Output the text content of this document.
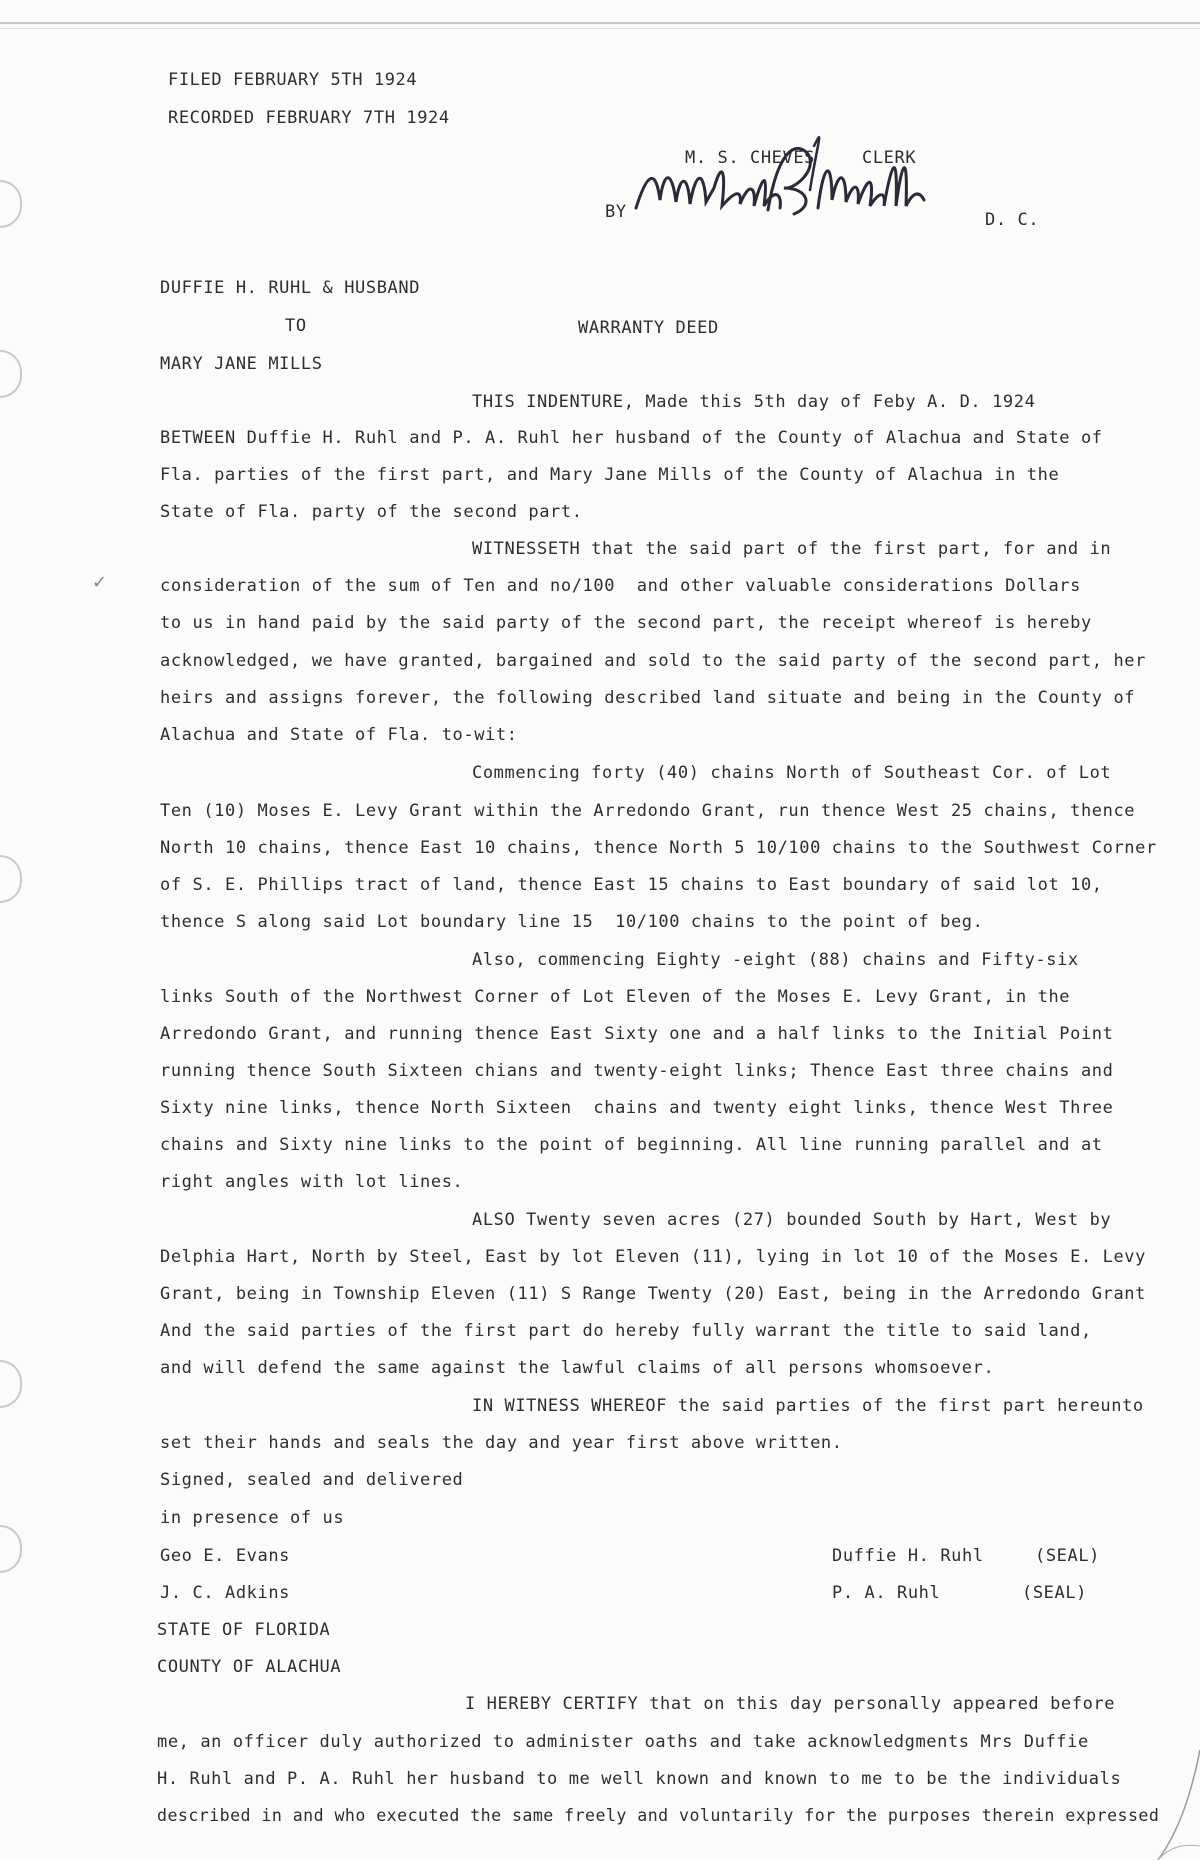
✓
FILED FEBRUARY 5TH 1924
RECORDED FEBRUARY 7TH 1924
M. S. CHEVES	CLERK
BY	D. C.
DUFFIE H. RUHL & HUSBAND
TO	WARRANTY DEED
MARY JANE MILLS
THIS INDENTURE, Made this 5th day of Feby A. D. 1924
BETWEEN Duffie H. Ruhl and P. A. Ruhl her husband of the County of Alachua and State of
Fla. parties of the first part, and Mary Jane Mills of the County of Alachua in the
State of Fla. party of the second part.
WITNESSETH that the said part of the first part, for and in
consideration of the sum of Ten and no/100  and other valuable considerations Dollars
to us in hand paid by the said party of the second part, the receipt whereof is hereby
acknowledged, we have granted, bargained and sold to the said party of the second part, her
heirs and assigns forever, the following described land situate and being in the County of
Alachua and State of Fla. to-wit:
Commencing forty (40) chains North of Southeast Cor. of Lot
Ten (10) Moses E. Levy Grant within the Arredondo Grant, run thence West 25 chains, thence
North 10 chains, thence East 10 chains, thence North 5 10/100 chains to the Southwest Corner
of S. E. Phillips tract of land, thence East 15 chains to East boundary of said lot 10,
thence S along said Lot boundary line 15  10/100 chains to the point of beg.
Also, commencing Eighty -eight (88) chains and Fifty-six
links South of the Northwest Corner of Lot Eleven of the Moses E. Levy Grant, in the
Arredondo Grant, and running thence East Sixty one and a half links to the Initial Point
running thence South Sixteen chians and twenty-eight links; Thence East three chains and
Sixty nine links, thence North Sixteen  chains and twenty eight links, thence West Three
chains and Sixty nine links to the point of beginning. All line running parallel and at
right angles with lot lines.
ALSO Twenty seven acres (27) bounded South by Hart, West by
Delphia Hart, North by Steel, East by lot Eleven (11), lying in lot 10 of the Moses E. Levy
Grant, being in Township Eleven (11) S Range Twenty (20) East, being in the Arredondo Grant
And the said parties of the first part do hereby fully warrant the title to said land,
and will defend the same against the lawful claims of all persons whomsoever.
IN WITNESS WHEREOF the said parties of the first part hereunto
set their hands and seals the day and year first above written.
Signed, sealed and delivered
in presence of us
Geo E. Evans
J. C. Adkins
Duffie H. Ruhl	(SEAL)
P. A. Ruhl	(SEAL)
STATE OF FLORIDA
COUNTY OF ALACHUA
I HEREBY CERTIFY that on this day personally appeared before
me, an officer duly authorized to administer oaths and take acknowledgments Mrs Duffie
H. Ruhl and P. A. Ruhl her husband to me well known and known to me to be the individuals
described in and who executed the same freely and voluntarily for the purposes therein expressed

===============

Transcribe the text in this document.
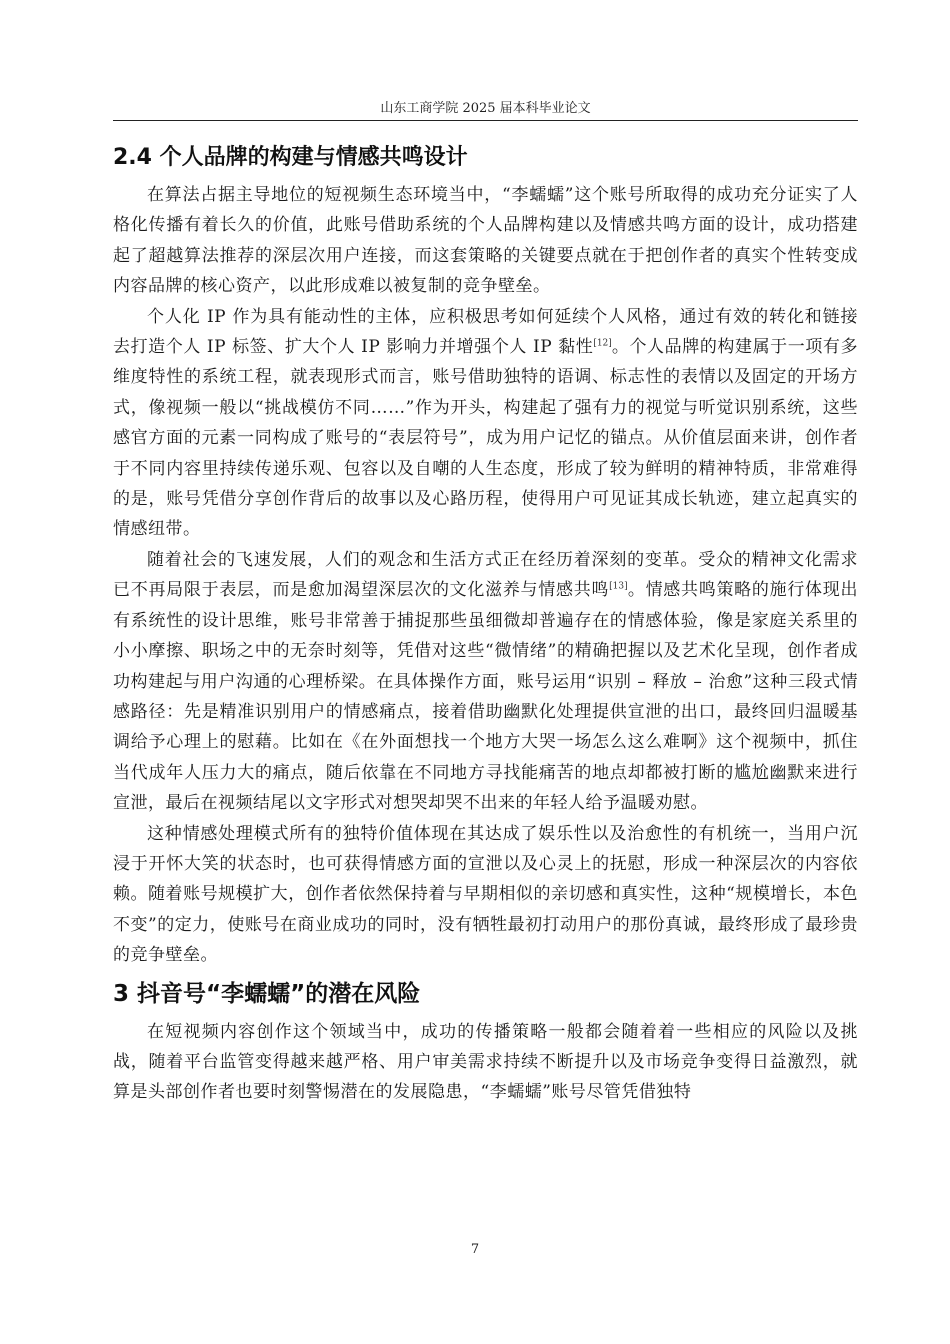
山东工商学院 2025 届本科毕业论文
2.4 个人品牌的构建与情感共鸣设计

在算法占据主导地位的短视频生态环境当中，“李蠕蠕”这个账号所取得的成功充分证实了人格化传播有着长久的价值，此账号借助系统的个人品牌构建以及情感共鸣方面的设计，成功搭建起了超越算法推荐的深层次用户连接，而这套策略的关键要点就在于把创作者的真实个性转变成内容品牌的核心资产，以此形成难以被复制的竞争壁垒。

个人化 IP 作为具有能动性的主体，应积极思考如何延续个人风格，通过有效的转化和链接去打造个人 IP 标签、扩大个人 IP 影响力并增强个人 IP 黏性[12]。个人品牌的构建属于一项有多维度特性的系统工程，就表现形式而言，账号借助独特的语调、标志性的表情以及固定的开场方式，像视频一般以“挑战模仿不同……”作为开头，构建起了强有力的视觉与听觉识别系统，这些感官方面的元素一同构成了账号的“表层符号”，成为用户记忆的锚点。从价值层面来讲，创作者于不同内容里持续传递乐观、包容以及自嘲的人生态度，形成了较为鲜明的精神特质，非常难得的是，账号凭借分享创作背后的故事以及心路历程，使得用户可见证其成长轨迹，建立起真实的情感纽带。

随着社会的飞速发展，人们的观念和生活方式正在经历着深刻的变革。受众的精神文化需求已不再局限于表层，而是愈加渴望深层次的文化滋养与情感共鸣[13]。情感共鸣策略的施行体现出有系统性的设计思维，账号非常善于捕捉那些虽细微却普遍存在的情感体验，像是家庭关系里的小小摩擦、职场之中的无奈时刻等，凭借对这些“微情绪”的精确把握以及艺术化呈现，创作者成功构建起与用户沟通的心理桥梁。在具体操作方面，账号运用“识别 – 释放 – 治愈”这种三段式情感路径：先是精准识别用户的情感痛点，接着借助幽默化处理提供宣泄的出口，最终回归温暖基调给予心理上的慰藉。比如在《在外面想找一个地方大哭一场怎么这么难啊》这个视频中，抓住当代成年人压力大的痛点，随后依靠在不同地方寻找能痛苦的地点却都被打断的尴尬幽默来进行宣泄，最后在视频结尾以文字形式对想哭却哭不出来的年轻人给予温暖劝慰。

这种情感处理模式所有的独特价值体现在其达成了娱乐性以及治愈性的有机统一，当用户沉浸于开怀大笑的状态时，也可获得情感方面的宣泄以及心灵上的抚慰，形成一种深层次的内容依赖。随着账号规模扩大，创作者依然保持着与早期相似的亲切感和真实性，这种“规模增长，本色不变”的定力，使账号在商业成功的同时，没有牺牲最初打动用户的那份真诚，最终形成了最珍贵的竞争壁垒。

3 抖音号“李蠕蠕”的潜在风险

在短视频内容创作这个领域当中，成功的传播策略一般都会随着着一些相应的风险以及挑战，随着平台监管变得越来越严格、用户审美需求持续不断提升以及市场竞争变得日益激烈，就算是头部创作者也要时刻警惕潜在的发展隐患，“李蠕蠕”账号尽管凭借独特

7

===============

Brief. Report each line of the material above where the word "running" appears.

Reply.
Arredondo Grant, and running thence East Sixty one and a half links to the Initial Point
running thence South Sixteen chians and twenty-eight links; Thence East three chains and
chains and Sixty nine links to the point of beginning. All line running parallel and at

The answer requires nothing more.